TASK MATERIAL:
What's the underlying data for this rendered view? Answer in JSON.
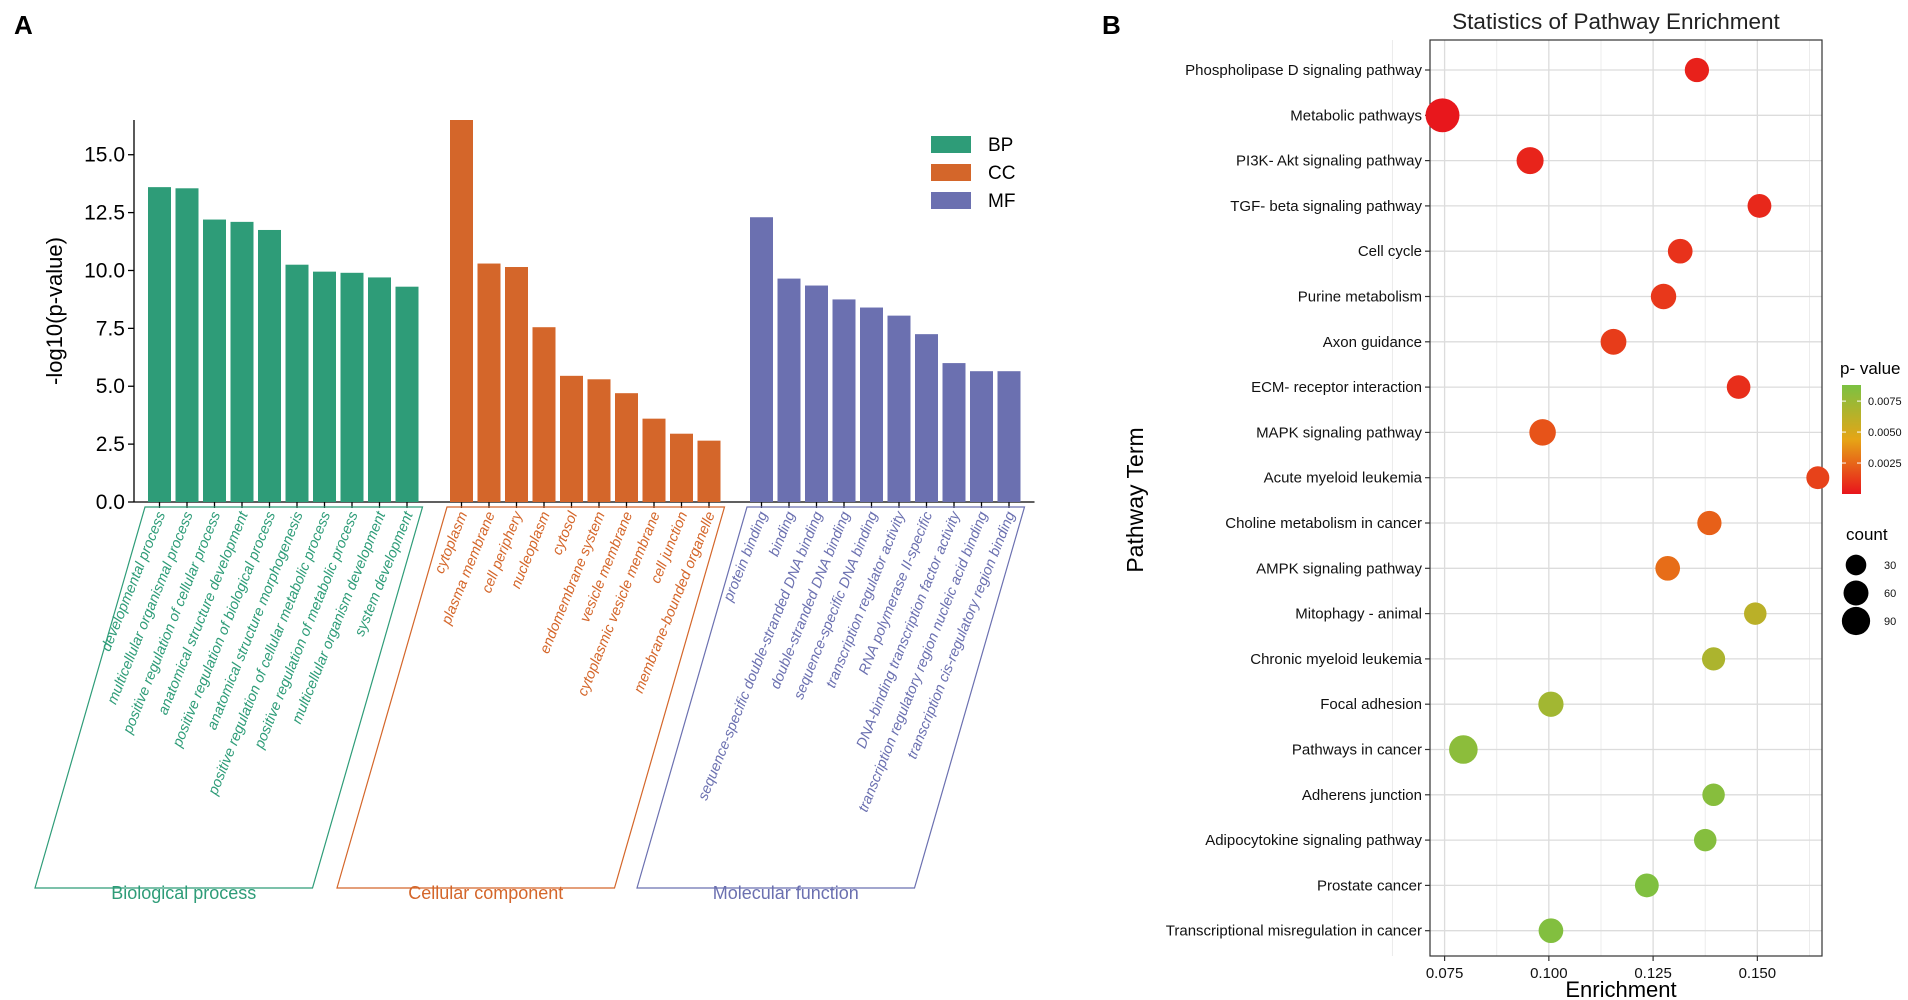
{
  "panels": {
    "a_label": "A",
    "b_label": "B"
  },
  "chart_data": [
    {
      "type": "bar",
      "ylabel": "-log10(p-value)",
      "ylim": [
        0,
        16.5
      ],
      "yticks": [
        "0.0",
        "2.5",
        "5.0",
        "7.5",
        "10.0",
        "12.5",
        "15.0"
      ],
      "ytick_values": [
        0,
        2.5,
        5,
        7.5,
        10,
        12.5,
        15
      ],
      "legend_position": "top-right",
      "series": [
        {
          "name": "BP",
          "group_label": "Biological process",
          "color": "#2e9c78",
          "categories": [
            "developmental process",
            "multicellular organismal process",
            "positive regulation of cellular process",
            "anatomical structure development",
            "positive regulation of biological process",
            "anatomical structure morphogenesis",
            "positive regulation of cellular metabolic process",
            "positive regulation of metabolic process",
            "multicellular organism development",
            "system development"
          ],
          "values": [
            13.6,
            13.55,
            12.2,
            12.1,
            11.75,
            10.25,
            9.95,
            9.9,
            9.7,
            9.3
          ]
        },
        {
          "name": "CC",
          "group_label": "Cellular component",
          "color": "#d4662a",
          "categories": [
            "cytoplasm",
            "plasma membrane",
            "cell periphery",
            "nucleoplasm",
            "cytosol",
            "endomembrane system",
            "vesicle membrane",
            "cytoplasmic vesicle membrane",
            "cell junction",
            "membrane-bounded organelle"
          ],
          "values": [
            16.5,
            10.3,
            10.15,
            7.55,
            5.45,
            5.3,
            4.7,
            3.6,
            2.95,
            2.65
          ]
        },
        {
          "name": "MF",
          "group_label": "Molecular function",
          "color": "#6b70b0",
          "categories": [
            "protein binding",
            "binding",
            "sequence-specific double-stranded DNA binding",
            "double-stranded DNA binding",
            "sequence-specific DNA binding",
            "transcription regulator activity",
            "RNA polymerase II-specific",
            "DNA-binding transcription factor activity",
            "transcription regulatory region nucleic acid binding",
            "transcription cis-regulatory region binding"
          ],
          "values": [
            12.3,
            9.65,
            9.35,
            8.75,
            8.4,
            8.05,
            7.25,
            6.0,
            5.65,
            5.65
          ]
        }
      ]
    },
    {
      "type": "scatter",
      "title": "Statistics of Pathway Enrichment",
      "xlabel": "Enrichment",
      "ylabel": "Pathway Term",
      "xlim": [
        0.0715,
        0.1655
      ],
      "xticks": [
        "0.075",
        "0.100",
        "0.125",
        "0.150"
      ],
      "xtick_values": [
        0.075,
        0.1,
        0.125,
        0.15
      ],
      "terms": [
        "Phospholipase D signaling pathway",
        "Metabolic pathways",
        "PI3K- Akt signaling pathway",
        "TGF- beta signaling pathway",
        "Cell cycle",
        "Purine metabolism",
        "Axon guidance",
        "ECM- receptor interaction",
        "MAPK signaling pathway",
        "Acute myeloid leukemia",
        "Choline metabolism in cancer",
        "AMPK signaling pathway",
        "Mitophagy -  animal",
        "Chronic myeloid leukemia",
        "Focal adhesion",
        "Pathways in cancer",
        "Adherens junction",
        "Adipocytokine signaling pathway",
        "Prostate cancer",
        "Transcriptional misregulation in cancer"
      ],
      "enrichment": [
        0.1355,
        0.0745,
        0.0955,
        0.1505,
        0.1315,
        0.1275,
        0.1155,
        0.1455,
        0.0985,
        0.1645,
        0.1385,
        0.1285,
        0.1495,
        0.1395,
        0.1005,
        0.0795,
        0.1395,
        0.1375,
        0.1235,
        0.1005
      ],
      "pvalue": [
        0.0004,
        0.0001,
        0.0005,
        0.0006,
        0.0009,
        0.0011,
        0.0012,
        0.0008,
        0.0019,
        0.0014,
        0.0023,
        0.0027,
        0.0062,
        0.0068,
        0.0072,
        0.0081,
        0.0083,
        0.0084,
        0.0086,
        0.0085
      ],
      "count": [
        30,
        96,
        45,
        28,
        32,
        36,
        38,
        27,
        42,
        24,
        30,
        32,
        22,
        25,
        35,
        55,
        22,
        22,
        28,
        32
      ],
      "legend": {
        "color_title": "p- value",
        "color_ticks": [
          "0.0075",
          "0.0050",
          "0.0025"
        ],
        "color_tick_values": [
          0.0075,
          0.005,
          0.0025
        ],
        "color_range": [
          0,
          0.0088
        ],
        "color_low": "#e8141c",
        "color_mid": "#e6a516",
        "color_high": "#7bc142",
        "size_title": "count",
        "size_labels": [
          "30",
          "60",
          "90"
        ],
        "size_values": [
          30,
          60,
          90
        ]
      }
    }
  ]
}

TASK DETAILS:
Find the string "positive" in the listing and copy every line in which it occurs.

OUTPUT:
            "positive regulation of cellular process",
            "positive regulation of biological process",
            "positive regulation of cellular metabolic process",
            "positive regulation of metabolic process",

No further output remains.